To-do list:
#1 The page below on subject access requests lists what information Article 15 of the UK GDPR entitles a data subject to. List each item.
#2 Using the page on subject access requests that follows, mark each statement yes or no and quote the words that decide it: (a) The University responds to requests within one month of receipt. (b) A request can only be made in writing. (c) Information that candidates record during examinations is covered by subject access provisions.

Data Protection Rights and Subject Access Requests

Before making a request, please note: Information recorded by candidates during examinations is exempt from subject access provisions. Data Protection law requires that data is held only as long as is necessary, and that data held is not excessive.

How to make a Subject Access Request

To assist you, your request can be made via our Contact form or via email to but you can also make verbal requests if preferred.

The personal data requested should be clearly stipulated (e.g. student records held in the Department, UCAS forms, personnel file, etc.).  Any requests made verbally to staff should be passed to the Assurance and Data Protection team as soon as possible.

The University will respond to requests within one month of receipt (provided sufficient information has been given to enable the University to verify the data subject's identity and to process the request).

What are my Subject Access Rights?

Article 15 of the UK GDPR gives you as the data subject, the right to find out what personal data is being processed about you by any organisation and where that is the case, access to the personal data and the following information:

a)    the purposes of the processing

b)    the categories of personal data concerned

c)     the recipients or categories of recipients to whom the personal data have been or will be disclosed (in particular to any recipients outside the UK)

d)    the period for which the personal data will be stored (or the criteria to determine the period)

e)    the existence of rights of rectification, erasure or restriction of processing about you, or to object (in certain circumstances)

Supplied material:

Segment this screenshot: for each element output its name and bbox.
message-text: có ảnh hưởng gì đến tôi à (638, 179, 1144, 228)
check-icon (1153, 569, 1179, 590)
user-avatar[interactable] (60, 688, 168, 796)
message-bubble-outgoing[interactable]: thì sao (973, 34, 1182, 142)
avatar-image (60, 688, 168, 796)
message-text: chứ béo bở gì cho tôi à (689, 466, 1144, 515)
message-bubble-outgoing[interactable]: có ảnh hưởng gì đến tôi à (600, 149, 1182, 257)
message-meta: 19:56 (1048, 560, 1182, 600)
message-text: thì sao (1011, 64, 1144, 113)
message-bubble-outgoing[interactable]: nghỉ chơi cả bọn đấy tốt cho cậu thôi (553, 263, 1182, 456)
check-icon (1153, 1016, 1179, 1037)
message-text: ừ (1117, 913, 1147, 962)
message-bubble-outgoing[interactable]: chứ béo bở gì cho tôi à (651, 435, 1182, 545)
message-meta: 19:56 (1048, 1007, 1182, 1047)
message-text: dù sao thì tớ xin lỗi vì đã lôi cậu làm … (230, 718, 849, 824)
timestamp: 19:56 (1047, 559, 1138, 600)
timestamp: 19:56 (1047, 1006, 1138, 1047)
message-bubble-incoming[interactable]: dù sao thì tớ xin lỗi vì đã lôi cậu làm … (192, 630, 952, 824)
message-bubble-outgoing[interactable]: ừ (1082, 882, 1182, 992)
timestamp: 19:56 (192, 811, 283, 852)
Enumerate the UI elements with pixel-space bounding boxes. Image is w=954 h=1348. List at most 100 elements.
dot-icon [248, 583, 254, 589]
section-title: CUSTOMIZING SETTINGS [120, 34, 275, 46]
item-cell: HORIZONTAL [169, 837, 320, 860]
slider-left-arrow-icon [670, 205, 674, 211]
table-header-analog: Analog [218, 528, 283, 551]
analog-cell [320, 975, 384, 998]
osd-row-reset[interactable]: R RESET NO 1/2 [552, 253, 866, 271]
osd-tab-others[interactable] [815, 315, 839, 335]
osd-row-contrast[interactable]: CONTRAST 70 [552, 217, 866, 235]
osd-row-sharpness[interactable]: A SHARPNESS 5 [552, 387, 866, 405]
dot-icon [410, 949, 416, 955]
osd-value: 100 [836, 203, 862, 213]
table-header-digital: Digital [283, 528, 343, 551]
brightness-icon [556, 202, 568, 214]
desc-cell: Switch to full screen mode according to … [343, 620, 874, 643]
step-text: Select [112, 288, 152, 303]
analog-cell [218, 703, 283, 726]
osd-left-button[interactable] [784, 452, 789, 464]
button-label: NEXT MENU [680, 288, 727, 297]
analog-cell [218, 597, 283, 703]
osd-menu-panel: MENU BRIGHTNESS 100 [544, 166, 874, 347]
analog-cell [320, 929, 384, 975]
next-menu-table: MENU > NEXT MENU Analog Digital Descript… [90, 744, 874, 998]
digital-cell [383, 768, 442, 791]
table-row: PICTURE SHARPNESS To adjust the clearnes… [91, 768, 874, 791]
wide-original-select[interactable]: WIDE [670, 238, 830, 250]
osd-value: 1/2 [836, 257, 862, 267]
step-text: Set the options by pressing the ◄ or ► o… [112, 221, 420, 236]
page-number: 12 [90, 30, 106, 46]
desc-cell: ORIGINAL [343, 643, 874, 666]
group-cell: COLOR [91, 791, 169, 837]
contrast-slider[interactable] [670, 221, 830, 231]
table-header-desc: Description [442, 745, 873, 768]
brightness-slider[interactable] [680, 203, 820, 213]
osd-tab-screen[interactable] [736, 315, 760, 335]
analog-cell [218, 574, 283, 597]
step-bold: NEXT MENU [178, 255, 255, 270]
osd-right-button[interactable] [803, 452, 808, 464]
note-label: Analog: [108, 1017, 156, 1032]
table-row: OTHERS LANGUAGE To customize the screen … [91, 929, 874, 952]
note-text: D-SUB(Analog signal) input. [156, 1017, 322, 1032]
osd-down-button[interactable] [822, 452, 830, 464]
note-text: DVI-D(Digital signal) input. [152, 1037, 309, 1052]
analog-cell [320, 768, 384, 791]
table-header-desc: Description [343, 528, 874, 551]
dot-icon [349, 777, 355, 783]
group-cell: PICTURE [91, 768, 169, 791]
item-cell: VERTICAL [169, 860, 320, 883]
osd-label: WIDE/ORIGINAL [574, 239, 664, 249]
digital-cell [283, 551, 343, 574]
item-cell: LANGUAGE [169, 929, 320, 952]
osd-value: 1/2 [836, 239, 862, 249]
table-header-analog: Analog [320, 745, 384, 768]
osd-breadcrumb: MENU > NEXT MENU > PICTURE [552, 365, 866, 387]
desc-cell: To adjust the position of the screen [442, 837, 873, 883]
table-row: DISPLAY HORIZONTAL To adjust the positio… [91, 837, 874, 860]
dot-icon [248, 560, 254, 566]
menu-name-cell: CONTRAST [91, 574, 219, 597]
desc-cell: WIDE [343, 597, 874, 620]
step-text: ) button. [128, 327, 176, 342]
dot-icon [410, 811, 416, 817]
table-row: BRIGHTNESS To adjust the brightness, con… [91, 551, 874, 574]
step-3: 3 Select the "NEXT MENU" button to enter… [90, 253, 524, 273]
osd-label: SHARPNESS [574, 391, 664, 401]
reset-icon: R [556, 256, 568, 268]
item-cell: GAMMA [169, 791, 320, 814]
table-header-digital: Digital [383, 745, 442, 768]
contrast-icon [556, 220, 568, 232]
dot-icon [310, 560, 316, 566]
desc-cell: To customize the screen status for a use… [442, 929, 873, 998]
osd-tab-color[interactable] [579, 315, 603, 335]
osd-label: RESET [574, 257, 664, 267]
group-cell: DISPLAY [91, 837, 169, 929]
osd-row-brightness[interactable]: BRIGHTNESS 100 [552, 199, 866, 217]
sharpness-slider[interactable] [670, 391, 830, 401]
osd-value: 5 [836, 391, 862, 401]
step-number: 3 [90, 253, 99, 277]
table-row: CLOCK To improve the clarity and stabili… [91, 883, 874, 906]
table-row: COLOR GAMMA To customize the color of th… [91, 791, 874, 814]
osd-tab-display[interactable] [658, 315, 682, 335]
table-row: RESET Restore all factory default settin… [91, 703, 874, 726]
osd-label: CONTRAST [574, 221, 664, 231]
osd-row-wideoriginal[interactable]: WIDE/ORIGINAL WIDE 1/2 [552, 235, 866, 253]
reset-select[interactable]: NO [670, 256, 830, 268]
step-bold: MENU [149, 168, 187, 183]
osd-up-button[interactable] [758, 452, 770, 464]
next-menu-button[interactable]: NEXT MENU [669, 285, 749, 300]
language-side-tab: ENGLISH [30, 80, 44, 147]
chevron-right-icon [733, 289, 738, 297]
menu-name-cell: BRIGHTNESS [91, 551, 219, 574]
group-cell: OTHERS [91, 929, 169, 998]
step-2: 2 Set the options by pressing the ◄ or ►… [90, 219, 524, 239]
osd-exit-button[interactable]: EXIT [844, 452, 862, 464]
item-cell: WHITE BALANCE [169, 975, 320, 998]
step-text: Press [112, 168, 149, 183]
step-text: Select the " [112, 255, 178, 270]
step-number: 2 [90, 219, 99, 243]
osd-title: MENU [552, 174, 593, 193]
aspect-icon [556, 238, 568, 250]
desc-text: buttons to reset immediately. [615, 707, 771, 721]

Correct answers:
#1
- The purposes of the processing
- The categories of personal data concerned
- The recipients or categories of recipients to whom the personal data have been or will be disclosed, in particular any recipients outside the UK
- The period for which the personal data will be stored, or the criteria used to determine that period
- The existence of rights of rectification, erasure or restriction of processing, or the right to object in certain circumstances

#2
(a) Yes: "The University will respond to requests within one month of receipt"
(b) No: "you can also make verbal requests if preferred"
(c) No: "Information recorded by candidates during examinations is exempt from subject access provisions"